Your instructions: Copy each of the entries below faithfully, setting aside any pictures.

Material supplied:
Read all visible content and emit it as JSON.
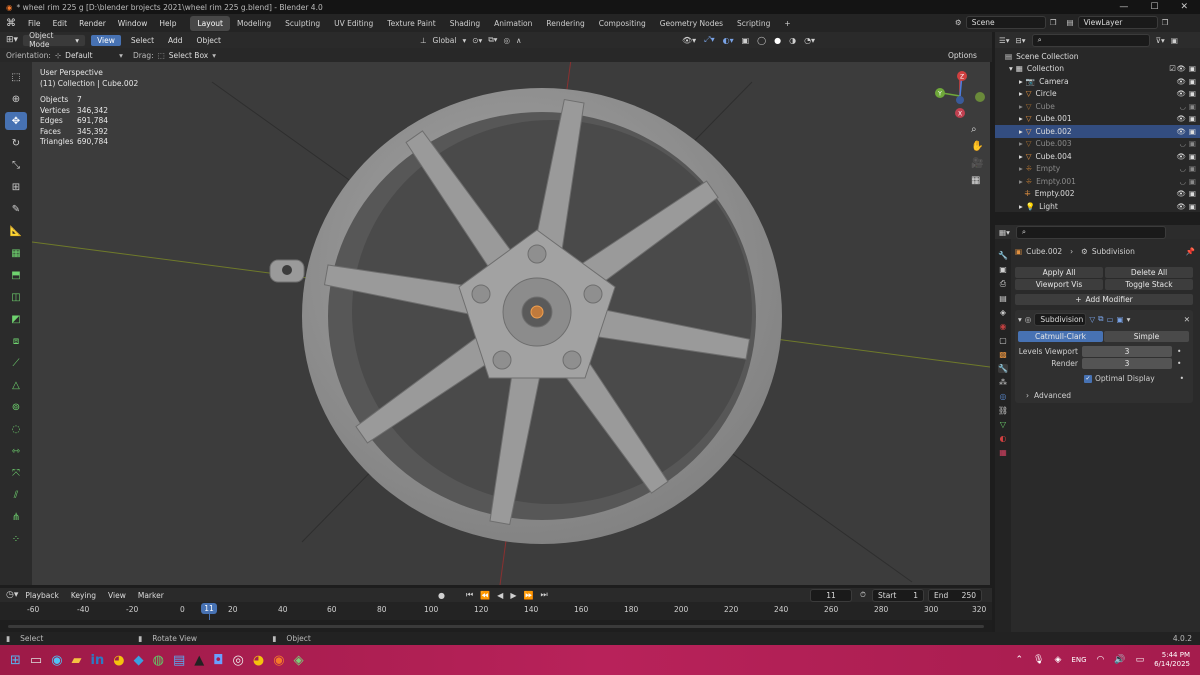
{
  "window": {
    "title": "* wheel rim 225 g [D:\\blender brojects 2021\\wheel rim 225 g.blend] - Blender 4.0",
    "minimize": "—",
    "maximize": "☐",
    "close": "✕"
  },
  "topbar": {
    "menus": [
      "File",
      "Edit",
      "Render",
      "Window",
      "Help"
    ],
    "workspaces": [
      "Layout",
      "Modeling",
      "Sculpting",
      "UV Editing",
      "Texture Paint",
      "Shading",
      "Animation",
      "Rendering",
      "Compositing",
      "Geometry Nodes",
      "Scripting"
    ],
    "add_workspace": "+",
    "scene": "Scene",
    "view_layer": "ViewLayer"
  },
  "viewport_header": {
    "mode": "Object Mode",
    "menus": [
      "View",
      "Select",
      "Add",
      "Object"
    ],
    "transform": "Global",
    "options": "Options"
  },
  "tool_settings": {
    "orientation_label": "Orientation:",
    "orientation_value": "Default",
    "drag_label": "Drag:",
    "drag_value": "Select Box"
  },
  "viewport": {
    "perspective": "User Perspective",
    "context": "(11) Collection | Cube.002",
    "stats": [
      {
        "label": "Objects",
        "value": "7"
      },
      {
        "label": "Vertices",
        "value": "346,342"
      },
      {
        "label": "Edges",
        "value": "691,784"
      },
      {
        "label": "Faces",
        "value": "345,392"
      },
      {
        "label": "Triangles",
        "value": "690,784"
      }
    ],
    "gizmo": {
      "x": "X",
      "y": "Y",
      "z": "Z"
    }
  },
  "outliner": {
    "root": "Scene Collection",
    "collection": "Collection",
    "items": [
      {
        "name": "Camera",
        "dim": false
      },
      {
        "name": "Circle",
        "dim": false
      },
      {
        "name": "Cube",
        "dim": true
      },
      {
        "name": "Cube.001",
        "dim": false
      },
      {
        "name": "Cube.002",
        "dim": false
      },
      {
        "name": "Cube.003",
        "dim": true
      },
      {
        "name": "Cube.004",
        "dim": false
      },
      {
        "name": "Empty",
        "dim": true
      },
      {
        "name": "Empty.001",
        "dim": true
      },
      {
        "name": "Empty.002",
        "dim": false
      },
      {
        "name": "Light",
        "dim": false
      }
    ]
  },
  "properties": {
    "object": "Cube.002",
    "modifier_context": "Subdivision",
    "apply_all": "Apply All",
    "delete_all": "Delete All",
    "viewport_vis": "Viewport Vis",
    "toggle_stack": "Toggle Stack",
    "add_modifier": "Add Modifier",
    "modifier_name": "Subdivision",
    "tab_catmull": "Catmull-Clark",
    "tab_simple": "Simple",
    "levels_viewport_label": "Levels Viewport",
    "levels_viewport": "3",
    "render_label": "Render",
    "render": "3",
    "optimal_display": "Optimal Display",
    "advanced": "Advanced"
  },
  "timeline": {
    "menus": [
      "Playback",
      "Keying",
      "View",
      "Marker"
    ],
    "current_frame": "11",
    "start_label": "Start",
    "start": "1",
    "end_label": "End",
    "end": "250",
    "ruler": [
      "-60",
      "-40",
      "-20",
      "0",
      "20",
      "40",
      "60",
      "80",
      "100",
      "120",
      "140",
      "160",
      "180",
      "200",
      "220",
      "240",
      "260",
      "280",
      "300",
      "320"
    ]
  },
  "statusbar": {
    "select": "Select",
    "rotate": "Rotate View",
    "object": "Object",
    "version": "4.0.2"
  },
  "taskbar": {
    "time": "5:44 PM",
    "date": "6/14/2025",
    "lang": "ENG"
  },
  "colors": {
    "accent": "#4772b3",
    "viewport_bg": "#3c3c3c",
    "taskbar": "#b8225a"
  }
}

Task output:
Read all visible content and emit it as JSON.
{
  "window": {
    "title": "* wheel rim 225 g [D:\\blender brojects 2021\\wheel rim 225 g.blend] - Blender 4.0",
    "minimize": "—",
    "maximize": "☐",
    "close": "✕"
  },
  "topbar": {
    "menus": [
      "File",
      "Edit",
      "Render",
      "Window",
      "Help"
    ],
    "workspaces": [
      "Layout",
      "Modeling",
      "Sculpting",
      "UV Editing",
      "Texture Paint",
      "Shading",
      "Animation",
      "Rendering",
      "Compositing",
      "Geometry Nodes",
      "Scripting"
    ],
    "add_workspace": "+",
    "scene": "Scene",
    "view_layer": "ViewLayer"
  },
  "viewport_header": {
    "mode": "Object Mode",
    "menus": [
      "View",
      "Select",
      "Add",
      "Object"
    ],
    "transform": "Global",
    "options": "Options"
  },
  "tool_settings": {
    "orientation_label": "Orientation:",
    "orientation_value": "Default",
    "drag_label": "Drag:",
    "drag_value": "Select Box"
  },
  "viewport": {
    "perspective": "User Perspective",
    "context": "(11) Collection | Cube.002",
    "stats": [
      {
        "label": "Objects",
        "value": "7"
      },
      {
        "label": "Vertices",
        "value": "346,342"
      },
      {
        "label": "Edges",
        "value": "691,784"
      },
      {
        "label": "Faces",
        "value": "345,392"
      },
      {
        "label": "Triangles",
        "value": "690,784"
      }
    ],
    "gizmo": {
      "x": "X",
      "y": "Y",
      "z": "Z"
    }
  },
  "outliner": {
    "root": "Scene Collection",
    "collection": "Collection",
    "items": [
      {
        "name": "Camera",
        "dim": false
      },
      {
        "name": "Circle",
        "dim": false
      },
      {
        "name": "Cube",
        "dim": true
      },
      {
        "name": "Cube.001",
        "dim": false
      },
      {
        "name": "Cube.002",
        "dim": false
      },
      {
        "name": "Cube.003",
        "dim": true
      },
      {
        "name": "Cube.004",
        "dim": false
      },
      {
        "name": "Empty",
        "dim": true
      },
      {
        "name": "Empty.001",
        "dim": true
      },
      {
        "name": "Empty.002",
        "dim": false
      },
      {
        "name": "Light",
        "dim": false
      }
    ]
  },
  "properties": {
    "object": "Cube.002",
    "modifier_context": "Subdivision",
    "apply_all": "Apply All",
    "delete_all": "Delete All",
    "viewport_vis": "Viewport Vis",
    "toggle_stack": "Toggle Stack",
    "add_modifier": "Add Modifier",
    "modifier_name": "Subdivision",
    "tab_catmull": "Catmull-Clark",
    "tab_simple": "Simple",
    "levels_viewport_label": "Levels Viewport",
    "levels_viewport": "3",
    "render_label": "Render",
    "render": "3",
    "optimal_display": "Optimal Display",
    "advanced": "Advanced"
  },
  "timeline": {
    "menus": [
      "Playback",
      "Keying",
      "View",
      "Marker"
    ],
    "current_frame": "11",
    "start_label": "Start",
    "start": "1",
    "end_label": "End",
    "end": "250",
    "ruler": [
      "-60",
      "-40",
      "-20",
      "0",
      "20",
      "40",
      "60",
      "80",
      "100",
      "120",
      "140",
      "160",
      "180",
      "200",
      "220",
      "240",
      "260",
      "280",
      "300",
      "320"
    ]
  },
  "statusbar": {
    "select": "Select",
    "rotate": "Rotate View",
    "object": "Object",
    "version": "4.0.2"
  },
  "taskbar": {
    "time": "5:44 PM",
    "date": "6/14/2025",
    "lang": "ENG"
  },
  "colors": {
    "accent": "#4772b3",
    "viewport_bg": "#3c3c3c",
    "taskbar": "#b8225a"
  }
}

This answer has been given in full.